>> begin

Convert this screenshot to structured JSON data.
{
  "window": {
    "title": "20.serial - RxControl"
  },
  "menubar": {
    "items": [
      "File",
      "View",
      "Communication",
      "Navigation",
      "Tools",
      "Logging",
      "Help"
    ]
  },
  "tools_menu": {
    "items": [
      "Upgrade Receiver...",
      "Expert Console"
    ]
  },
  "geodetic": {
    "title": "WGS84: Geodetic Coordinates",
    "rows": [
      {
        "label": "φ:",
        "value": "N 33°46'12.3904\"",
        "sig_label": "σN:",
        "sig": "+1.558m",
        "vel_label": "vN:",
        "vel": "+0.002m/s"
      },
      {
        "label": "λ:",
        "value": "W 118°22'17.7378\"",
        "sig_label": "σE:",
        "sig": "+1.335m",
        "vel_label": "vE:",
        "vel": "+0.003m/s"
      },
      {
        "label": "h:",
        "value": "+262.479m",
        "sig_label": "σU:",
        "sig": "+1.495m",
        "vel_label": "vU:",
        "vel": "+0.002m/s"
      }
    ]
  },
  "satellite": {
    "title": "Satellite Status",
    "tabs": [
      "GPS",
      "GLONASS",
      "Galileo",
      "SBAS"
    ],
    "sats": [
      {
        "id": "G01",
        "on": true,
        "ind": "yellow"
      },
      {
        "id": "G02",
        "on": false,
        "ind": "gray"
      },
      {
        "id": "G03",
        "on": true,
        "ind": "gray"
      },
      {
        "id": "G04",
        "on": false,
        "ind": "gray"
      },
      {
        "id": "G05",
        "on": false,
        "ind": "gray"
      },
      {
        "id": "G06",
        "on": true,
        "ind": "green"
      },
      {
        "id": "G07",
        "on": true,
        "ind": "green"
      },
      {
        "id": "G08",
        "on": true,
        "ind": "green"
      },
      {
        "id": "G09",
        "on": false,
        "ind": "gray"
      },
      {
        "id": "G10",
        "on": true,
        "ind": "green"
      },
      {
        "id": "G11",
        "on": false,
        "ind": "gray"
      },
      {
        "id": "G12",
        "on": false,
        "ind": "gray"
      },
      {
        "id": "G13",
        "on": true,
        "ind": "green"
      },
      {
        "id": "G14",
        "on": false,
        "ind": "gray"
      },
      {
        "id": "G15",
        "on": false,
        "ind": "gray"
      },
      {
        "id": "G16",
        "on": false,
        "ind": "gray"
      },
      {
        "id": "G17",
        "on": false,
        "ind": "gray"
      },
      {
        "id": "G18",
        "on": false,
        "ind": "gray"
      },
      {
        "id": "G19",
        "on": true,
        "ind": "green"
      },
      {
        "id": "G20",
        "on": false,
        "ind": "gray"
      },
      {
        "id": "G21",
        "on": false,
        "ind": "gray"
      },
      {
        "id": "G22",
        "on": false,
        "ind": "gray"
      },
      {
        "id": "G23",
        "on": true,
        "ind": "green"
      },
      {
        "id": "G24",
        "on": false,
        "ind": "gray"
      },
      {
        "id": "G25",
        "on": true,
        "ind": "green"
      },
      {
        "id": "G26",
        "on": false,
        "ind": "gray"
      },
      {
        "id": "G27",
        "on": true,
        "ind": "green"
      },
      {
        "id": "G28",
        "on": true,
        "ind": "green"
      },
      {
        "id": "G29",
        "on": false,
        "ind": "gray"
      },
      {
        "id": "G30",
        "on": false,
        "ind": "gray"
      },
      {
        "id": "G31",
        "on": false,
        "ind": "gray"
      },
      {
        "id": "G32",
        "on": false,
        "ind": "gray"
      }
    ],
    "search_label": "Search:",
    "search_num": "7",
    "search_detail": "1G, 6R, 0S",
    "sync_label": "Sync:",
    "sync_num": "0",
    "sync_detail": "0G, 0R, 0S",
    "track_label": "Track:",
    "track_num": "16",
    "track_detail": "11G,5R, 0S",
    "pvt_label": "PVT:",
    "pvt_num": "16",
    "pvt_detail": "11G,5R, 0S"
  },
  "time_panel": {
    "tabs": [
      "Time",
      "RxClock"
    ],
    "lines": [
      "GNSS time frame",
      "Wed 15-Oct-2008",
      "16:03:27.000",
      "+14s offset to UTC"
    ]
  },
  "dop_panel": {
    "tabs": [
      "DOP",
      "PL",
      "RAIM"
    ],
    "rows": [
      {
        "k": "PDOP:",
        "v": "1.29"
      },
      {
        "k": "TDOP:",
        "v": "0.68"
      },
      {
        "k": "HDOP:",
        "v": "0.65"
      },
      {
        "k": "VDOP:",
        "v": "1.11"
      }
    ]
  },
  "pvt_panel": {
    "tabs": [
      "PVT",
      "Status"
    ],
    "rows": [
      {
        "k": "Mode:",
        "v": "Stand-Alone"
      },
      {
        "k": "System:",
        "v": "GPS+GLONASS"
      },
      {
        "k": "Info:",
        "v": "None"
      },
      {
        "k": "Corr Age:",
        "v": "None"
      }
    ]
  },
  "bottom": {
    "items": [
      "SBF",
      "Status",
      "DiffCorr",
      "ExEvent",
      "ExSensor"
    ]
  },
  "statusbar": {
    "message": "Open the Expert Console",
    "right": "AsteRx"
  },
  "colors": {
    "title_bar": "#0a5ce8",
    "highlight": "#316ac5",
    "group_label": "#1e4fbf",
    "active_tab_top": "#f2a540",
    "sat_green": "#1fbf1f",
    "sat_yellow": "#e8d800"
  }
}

>> end

# [Exercise directions]
Filter the entries down to the lines with the word "value" in them.

# [Written reply]
        "value": "N 33°46'12.3904\"",
        "value": "W 118°22'17.7378\"",
        "value": "+262.479m",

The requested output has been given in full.